Data records:

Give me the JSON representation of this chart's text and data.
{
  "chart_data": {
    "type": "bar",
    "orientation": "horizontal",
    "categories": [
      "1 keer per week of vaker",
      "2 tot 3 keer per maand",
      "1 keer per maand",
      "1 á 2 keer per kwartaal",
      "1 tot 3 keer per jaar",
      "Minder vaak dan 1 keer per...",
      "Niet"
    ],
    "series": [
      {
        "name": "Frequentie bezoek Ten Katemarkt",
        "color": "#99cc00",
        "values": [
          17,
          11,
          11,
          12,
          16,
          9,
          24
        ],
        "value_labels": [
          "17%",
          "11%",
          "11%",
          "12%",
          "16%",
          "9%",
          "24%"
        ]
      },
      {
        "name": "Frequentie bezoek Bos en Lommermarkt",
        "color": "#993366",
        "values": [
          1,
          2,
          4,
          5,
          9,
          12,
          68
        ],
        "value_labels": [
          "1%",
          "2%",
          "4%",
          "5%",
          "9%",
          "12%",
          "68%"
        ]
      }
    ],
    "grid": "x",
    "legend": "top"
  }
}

**Your objective:** Give the count of lines holding the word "keer", with no other words.

**Finished exercise:** 6